--- Start Data ---

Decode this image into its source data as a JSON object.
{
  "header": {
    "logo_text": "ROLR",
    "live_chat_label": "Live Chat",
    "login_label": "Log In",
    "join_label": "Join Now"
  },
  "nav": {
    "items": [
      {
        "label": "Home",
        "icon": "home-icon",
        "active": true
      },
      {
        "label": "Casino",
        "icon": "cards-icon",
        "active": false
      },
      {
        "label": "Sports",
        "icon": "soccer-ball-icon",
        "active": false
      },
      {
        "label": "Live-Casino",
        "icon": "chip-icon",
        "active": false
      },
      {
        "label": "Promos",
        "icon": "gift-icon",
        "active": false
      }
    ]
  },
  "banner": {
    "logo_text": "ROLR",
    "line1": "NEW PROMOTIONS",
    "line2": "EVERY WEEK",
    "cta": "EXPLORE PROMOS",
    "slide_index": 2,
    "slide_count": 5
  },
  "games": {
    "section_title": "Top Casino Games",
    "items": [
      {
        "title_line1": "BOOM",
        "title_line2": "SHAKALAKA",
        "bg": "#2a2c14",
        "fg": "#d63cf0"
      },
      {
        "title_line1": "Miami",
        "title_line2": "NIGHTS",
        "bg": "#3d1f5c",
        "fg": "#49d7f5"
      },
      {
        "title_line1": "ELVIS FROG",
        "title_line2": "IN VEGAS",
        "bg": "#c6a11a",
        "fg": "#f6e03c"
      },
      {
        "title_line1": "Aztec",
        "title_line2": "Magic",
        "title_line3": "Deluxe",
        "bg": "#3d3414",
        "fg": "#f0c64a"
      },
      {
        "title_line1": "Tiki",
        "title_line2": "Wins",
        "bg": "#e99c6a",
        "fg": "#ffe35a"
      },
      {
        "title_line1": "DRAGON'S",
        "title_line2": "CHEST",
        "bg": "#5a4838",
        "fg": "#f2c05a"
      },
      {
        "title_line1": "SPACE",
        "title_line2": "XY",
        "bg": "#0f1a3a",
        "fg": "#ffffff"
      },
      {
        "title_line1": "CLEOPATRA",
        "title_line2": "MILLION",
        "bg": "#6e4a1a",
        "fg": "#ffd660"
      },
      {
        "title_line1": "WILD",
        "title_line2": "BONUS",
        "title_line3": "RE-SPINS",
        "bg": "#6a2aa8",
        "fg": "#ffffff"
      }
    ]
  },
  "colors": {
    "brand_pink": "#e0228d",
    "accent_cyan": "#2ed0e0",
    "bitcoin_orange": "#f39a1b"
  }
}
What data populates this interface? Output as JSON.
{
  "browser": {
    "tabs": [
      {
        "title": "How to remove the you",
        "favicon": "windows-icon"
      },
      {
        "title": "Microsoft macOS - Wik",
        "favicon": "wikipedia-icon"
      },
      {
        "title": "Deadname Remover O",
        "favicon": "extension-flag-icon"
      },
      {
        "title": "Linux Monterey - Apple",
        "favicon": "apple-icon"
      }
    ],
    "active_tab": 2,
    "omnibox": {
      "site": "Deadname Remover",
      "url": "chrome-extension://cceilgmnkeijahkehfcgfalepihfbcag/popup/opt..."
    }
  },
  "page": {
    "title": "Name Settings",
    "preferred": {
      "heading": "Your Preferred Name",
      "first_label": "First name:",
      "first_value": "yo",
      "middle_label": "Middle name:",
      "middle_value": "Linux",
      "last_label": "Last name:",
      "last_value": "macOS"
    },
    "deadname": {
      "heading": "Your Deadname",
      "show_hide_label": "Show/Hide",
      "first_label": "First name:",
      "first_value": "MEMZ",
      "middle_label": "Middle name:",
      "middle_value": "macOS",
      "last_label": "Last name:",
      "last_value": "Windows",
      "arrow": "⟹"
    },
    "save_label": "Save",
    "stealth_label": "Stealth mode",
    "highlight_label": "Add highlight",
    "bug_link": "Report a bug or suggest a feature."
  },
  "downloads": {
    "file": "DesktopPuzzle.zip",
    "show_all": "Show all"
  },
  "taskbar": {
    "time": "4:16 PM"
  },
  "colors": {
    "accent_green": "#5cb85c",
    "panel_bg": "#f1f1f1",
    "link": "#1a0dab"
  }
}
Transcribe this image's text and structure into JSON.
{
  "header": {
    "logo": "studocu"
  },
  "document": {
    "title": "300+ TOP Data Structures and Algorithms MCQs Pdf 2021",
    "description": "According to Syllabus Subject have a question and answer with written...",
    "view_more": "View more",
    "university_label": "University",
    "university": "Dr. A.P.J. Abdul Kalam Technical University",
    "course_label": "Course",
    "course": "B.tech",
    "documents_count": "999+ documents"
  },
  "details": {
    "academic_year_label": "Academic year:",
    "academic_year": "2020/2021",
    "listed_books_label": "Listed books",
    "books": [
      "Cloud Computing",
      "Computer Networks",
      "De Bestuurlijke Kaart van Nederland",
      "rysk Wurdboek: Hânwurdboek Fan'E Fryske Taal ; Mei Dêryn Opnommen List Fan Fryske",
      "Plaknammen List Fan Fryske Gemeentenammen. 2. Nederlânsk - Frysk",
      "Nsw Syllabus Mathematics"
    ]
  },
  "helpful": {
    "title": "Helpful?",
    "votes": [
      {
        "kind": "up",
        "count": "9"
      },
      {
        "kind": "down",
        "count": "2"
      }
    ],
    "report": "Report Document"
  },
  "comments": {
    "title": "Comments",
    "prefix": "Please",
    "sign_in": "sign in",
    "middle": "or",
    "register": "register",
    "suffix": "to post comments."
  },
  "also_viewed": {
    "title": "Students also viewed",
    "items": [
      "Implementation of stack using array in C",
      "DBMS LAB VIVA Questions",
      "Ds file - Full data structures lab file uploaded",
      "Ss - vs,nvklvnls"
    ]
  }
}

--- End Data ---

Copy every record exactly as presented.

Decode this image into its source data as a JSON object.
{
  "header": {
    "logo_text": "ROLR",
    "live_chat_label": "Live Chat",
    "login_label": "Log In",
    "join_label": "Join Now"
  },
  "nav": {
    "items": [
      {
        "label": "Home",
        "icon": "home-icon",
        "active": true
      },
      {
        "label": "Casino",
        "icon": "cards-icon",
        "active": false
      },
      {
        "label": "Sports",
        "icon": "soccer-ball-icon",
        "active": false
      },
      {
        "label": "Live-Casino",
        "icon": "chip-icon",
        "active": false
      },
      {
        "label": "Promos",
        "icon": "gift-icon",
        "active": false
      }
    ]
  },
  "banner": {
    "logo_text": "ROLR",
    "line1": "NEW PROMOTIONS",
    "line2": "EVERY WEEK",
    "cta": "EXPLORE PROMOS",
    "slide_index": 2,
    "slide_count": 5
  },
  "games": {
    "section_title": "Top Casino Games",
    "items": [
      {
        "title_line1": "BOOM",
        "title_line2": "SHAKALAKA",
        "bg": "#2a2c14",
        "fg": "#d63cf0"
      },
      {
        "title_line1": "Miami",
        "title_line2": "NIGHTS",
        "bg": "#3d1f5c",
        "fg": "#49d7f5"
      },
      {
        "title_line1": "ELVIS FROG",
        "title_line2": "IN VEGAS",
        "bg": "#c6a11a",
        "fg": "#f6e03c"
      },
      {
        "title_line1": "Aztec",
        "title_line2": "Magic",
        "title_line3": "Deluxe",
        "bg": "#3d3414",
        "fg": "#f0c64a"
      },
      {
        "title_line1": "Tiki",
        "title_line2": "Wins",
        "bg": "#e99c6a",
        "fg": "#ffe35a"
      },
      {
        "title_line1": "DRAGON'S",
        "title_line2": "CHEST",
        "bg": "#5a4838",
        "fg": "#f2c05a"
      },
      {
        "title_line1": "SPACE",
        "title_line2": "XY",
        "bg": "#0f1a3a",
        "fg": "#ffffff"
      },
      {
        "title_line1": "CLEOPATRA",
        "title_line2": "MILLION",
        "bg": "#6e4a1a",
        "fg": "#ffd660"
      },
      {
        "title_line1": "WILD",
        "title_line2": "BONUS",
        "title_line3": "RE-SPINS",
        "bg": "#6a2aa8",
        "fg": "#ffffff"
      }
    ]
  },
  "colors": {
    "brand_pink": "#e0228d",
    "accent_cyan": "#2ed0e0",
    "bitcoin_orange": "#f39a1b"
  }
}
What data populates this interface? Output as JSON.
{
  "browser": {
    "tabs": [
      {
        "title": "How to remove the you",
        "favicon": "windows-icon"
      },
      {
        "title": "Microsoft macOS - Wik",
        "favicon": "wikipedia-icon"
      },
      {
        "title": "Deadname Remover O",
        "favicon": "extension-flag-icon"
      },
      {
        "title": "Linux Monterey - Apple",
        "favicon": "apple-icon"
      }
    ],
    "active_tab": 2,
    "omnibox": {
      "site": "Deadname Remover",
      "url": "chrome-extension://cceilgmnkeijahkehfcgfalepihfbcag/popup/opt..."
    }
  },
  "page": {
    "title": "Name Settings",
    "preferred": {
      "heading": "Your Preferred Name",
      "first_label": "First name:",
      "first_value": "yo",
      "middle_label": "Middle name:",
      "middle_value": "Linux",
      "last_label": "Last name:",
      "last_value": "macOS"
    },
    "deadname": {
      "heading": "Your Deadname",
      "show_hide_label": "Show/Hide",
      "first_label": "First name:",
      "first_value": "MEMZ",
      "middle_label": "Middle name:",
      "middle_value": "macOS",
      "last_label": "Last name:",
      "last_value": "Windows",
      "arrow": "⟹"
    },
    "save_label": "Save",
    "stealth_label": "Stealth mode",
    "highlight_label": "Add highlight",
    "bug_link": "Report a bug or suggest a feature."
  },
  "downloads": {
    "file": "DesktopPuzzle.zip",
    "show_all": "Show all"
  },
  "taskbar": {
    "time": "4:16 PM"
  },
  "colors": {
    "accent_green": "#5cb85c",
    "panel_bg": "#f1f1f1",
    "link": "#1a0dab"
  }
}
Transcribe this image's text and structure into JSON.
{
  "header": {
    "logo": "studocu"
  },
  "document": {
    "title": "300+ TOP Data Structures and Algorithms MCQs Pdf 2021",
    "description": "According to Syllabus Subject have a question and answer with written...",
    "view_more": "View more",
    "university_label": "University",
    "university": "Dr. A.P.J. Abdul Kalam Technical University",
    "course_label": "Course",
    "course": "B.tech",
    "documents_count": "999+ documents"
  },
  "details": {
    "academic_year_label": "Academic year:",
    "academic_year": "2020/2021",
    "listed_books_label": "Listed books",
    "books": [
      "Cloud Computing",
      "Computer Networks",
      "De Bestuurlijke Kaart van Nederland",
      "rysk Wurdboek: Hânwurdboek Fan'E Fryske Taal ; Mei Dêryn Opnommen List Fan Fryske",
      "Plaknammen List Fan Fryske Gemeentenammen. 2. Nederlânsk - Frysk",
      "Nsw Syllabus Mathematics"
    ]
  },
  "helpful": {
    "title": "Helpful?",
    "votes": [
      {
        "kind": "up",
        "count": "9"
      },
      {
        "kind": "down",
        "count": "2"
      }
    ],
    "report": "Report Document"
  },
  "comments": {
    "title": "Comments",
    "prefix": "Please",
    "sign_in": "sign in",
    "middle": "or",
    "register": "register",
    "suffix": "to post comments."
  },
  "also_viewed": {
    "title": "Students also viewed",
    "items": [
      "Implementation of stack using array in C",
      "DBMS LAB VIVA Questions",
      "Ds file - Full data structures lab file uploaded",
      "Ss - vs,nvklvnls"
    ]
  }
}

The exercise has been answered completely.